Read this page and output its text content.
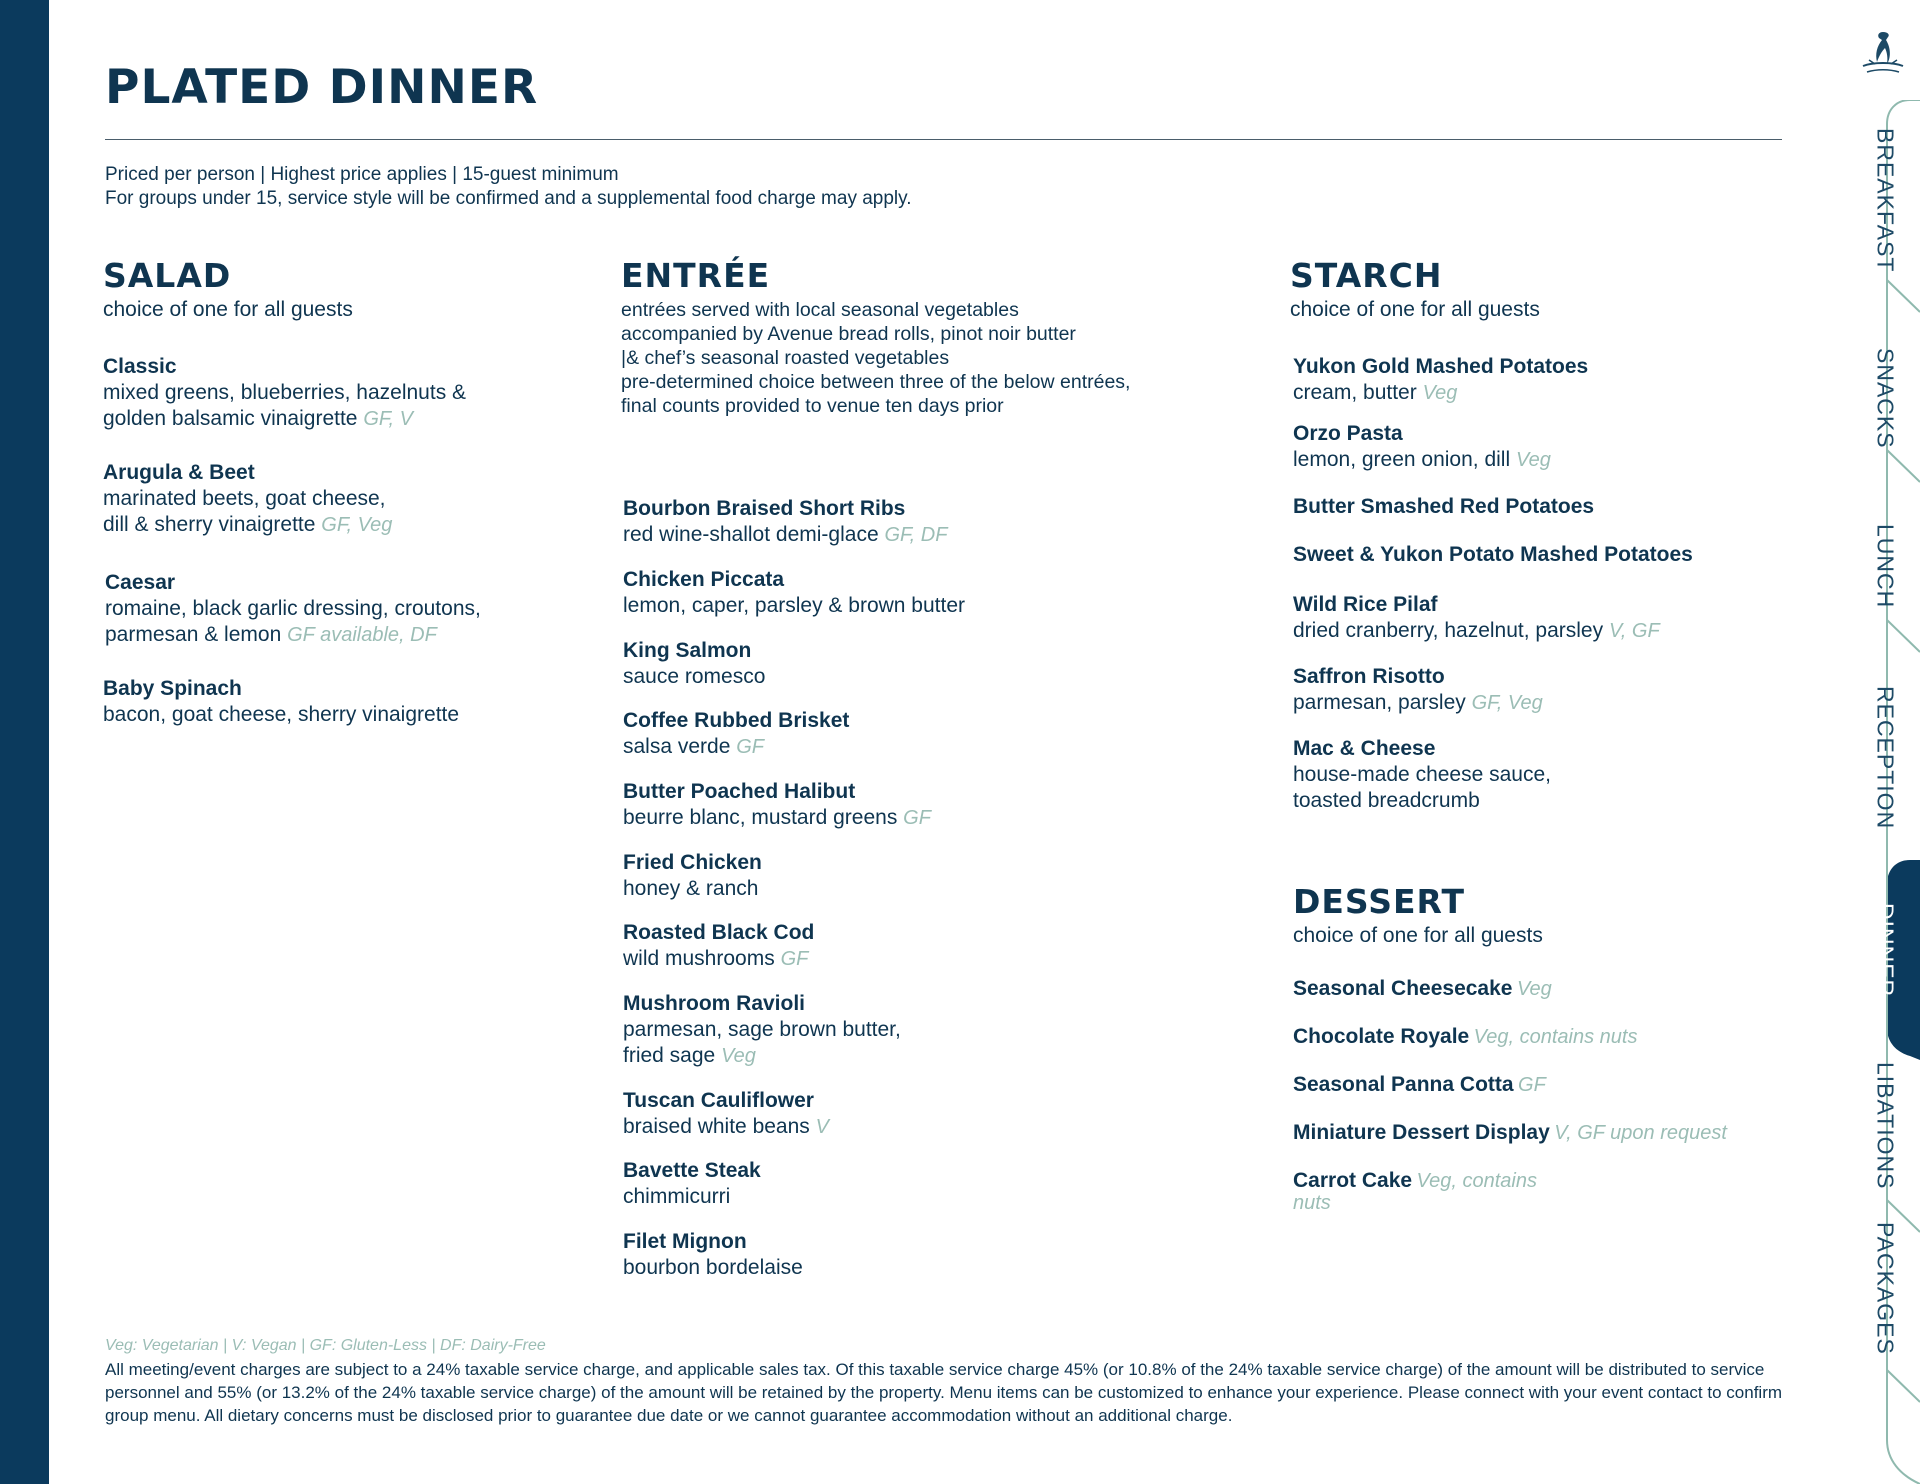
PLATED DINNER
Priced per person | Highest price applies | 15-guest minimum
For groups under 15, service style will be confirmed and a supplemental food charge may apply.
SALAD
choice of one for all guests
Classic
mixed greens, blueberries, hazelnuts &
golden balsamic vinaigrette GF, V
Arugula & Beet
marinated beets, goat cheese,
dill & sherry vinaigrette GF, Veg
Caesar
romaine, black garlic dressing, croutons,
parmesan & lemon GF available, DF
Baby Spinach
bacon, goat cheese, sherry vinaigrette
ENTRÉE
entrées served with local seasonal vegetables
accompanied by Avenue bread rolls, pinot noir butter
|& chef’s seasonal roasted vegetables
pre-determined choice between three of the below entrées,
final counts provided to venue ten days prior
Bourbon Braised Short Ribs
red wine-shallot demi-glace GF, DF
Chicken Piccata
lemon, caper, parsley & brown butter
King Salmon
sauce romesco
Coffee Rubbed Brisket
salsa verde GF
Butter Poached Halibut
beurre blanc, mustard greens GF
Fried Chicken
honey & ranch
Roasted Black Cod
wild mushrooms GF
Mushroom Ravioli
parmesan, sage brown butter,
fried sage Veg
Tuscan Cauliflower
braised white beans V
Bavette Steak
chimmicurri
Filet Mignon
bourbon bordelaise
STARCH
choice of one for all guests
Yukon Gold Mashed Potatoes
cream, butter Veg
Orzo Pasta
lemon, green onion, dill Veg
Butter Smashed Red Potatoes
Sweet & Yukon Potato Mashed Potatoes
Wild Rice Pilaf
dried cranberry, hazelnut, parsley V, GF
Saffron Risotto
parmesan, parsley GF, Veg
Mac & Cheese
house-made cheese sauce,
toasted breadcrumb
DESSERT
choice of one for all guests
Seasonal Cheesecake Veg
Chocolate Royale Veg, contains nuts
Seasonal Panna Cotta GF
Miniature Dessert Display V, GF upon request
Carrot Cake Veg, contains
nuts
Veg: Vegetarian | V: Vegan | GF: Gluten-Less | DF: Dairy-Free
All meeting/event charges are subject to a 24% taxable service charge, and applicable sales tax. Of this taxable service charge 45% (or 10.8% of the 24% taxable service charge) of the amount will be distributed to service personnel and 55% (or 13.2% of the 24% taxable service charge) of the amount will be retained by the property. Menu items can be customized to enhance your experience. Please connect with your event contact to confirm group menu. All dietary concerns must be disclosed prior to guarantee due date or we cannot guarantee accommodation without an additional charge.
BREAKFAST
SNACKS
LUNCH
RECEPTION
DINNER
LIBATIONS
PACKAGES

━━━━━━━━

> [Exercise objective] Without the pictures, write out the whole listing above exactly as it appears.

> [Solution below]
Read this page and output its text content.
PLATED DINNER
Priced per person | Highest price applies | 15-guest minimum
For groups under 15, service style will be confirmed and a supplemental food charge may apply.
SALAD
choice of one for all guests
Classic
mixed greens, blueberries, hazelnuts &
golden balsamic vinaigrette GF, V
Arugula & Beet
marinated beets, goat cheese,
dill & sherry vinaigrette GF, Veg
Caesar
romaine, black garlic dressing, croutons,
parmesan & lemon GF available, DF
Baby Spinach
bacon, goat cheese, sherry vinaigrette
ENTRÉE
entrées served with local seasonal vegetables
accompanied by Avenue bread rolls, pinot noir butter
|& chef’s seasonal roasted vegetables
pre-determined choice between three of the below entrées,
final counts provided to venue ten days prior
Bourbon Braised Short Ribs
red wine-shallot demi-glace GF, DF
Chicken Piccata
lemon, caper, parsley & brown butter
King Salmon
sauce romesco
Coffee Rubbed Brisket
salsa verde GF
Butter Poached Halibut
beurre blanc, mustard greens GF
Fried Chicken
honey & ranch
Roasted Black Cod
wild mushrooms GF
Mushroom Ravioli
parmesan, sage brown butter,
fried sage Veg
Tuscan Cauliflower
braised white beans V
Bavette Steak
chimmicurri
Filet Mignon
bourbon bordelaise
STARCH
choice of one for all guests
Yukon Gold Mashed Potatoes
cream, butter Veg
Orzo Pasta
lemon, green onion, dill Veg
Butter Smashed Red Potatoes
Sweet & Yukon Potato Mashed Potatoes
Wild Rice Pilaf
dried cranberry, hazelnut, parsley V, GF
Saffron Risotto
parmesan, parsley GF, Veg
Mac & Cheese
house-made cheese sauce,
toasted breadcrumb
DESSERT
choice of one for all guests
Seasonal Cheesecake Veg
Chocolate Royale Veg, contains nuts
Seasonal Panna Cotta GF
Miniature Dessert Display V, GF upon request
Carrot Cake Veg, contains
nuts
Veg: Vegetarian | V: Vegan | GF: Gluten-Less | DF: Dairy-Free
All meeting/event charges are subject to a 24% taxable service charge, and applicable sales tax. Of this taxable service charge 45% (or 10.8% of the 24% taxable service charge) of the amount will be distributed to service personnel and 55% (or 13.2% of the 24% taxable service charge) of the amount will be retained by the property. Menu items can be customized to enhance your experience. Please connect with your event contact to confirm group menu. All dietary concerns must be disclosed prior to guarantee due date or we cannot guarantee accommodation without an additional charge.
BREAKFAST
SNACKS
LUNCH
RECEPTION
DINNER
LIBATIONS
PACKAGES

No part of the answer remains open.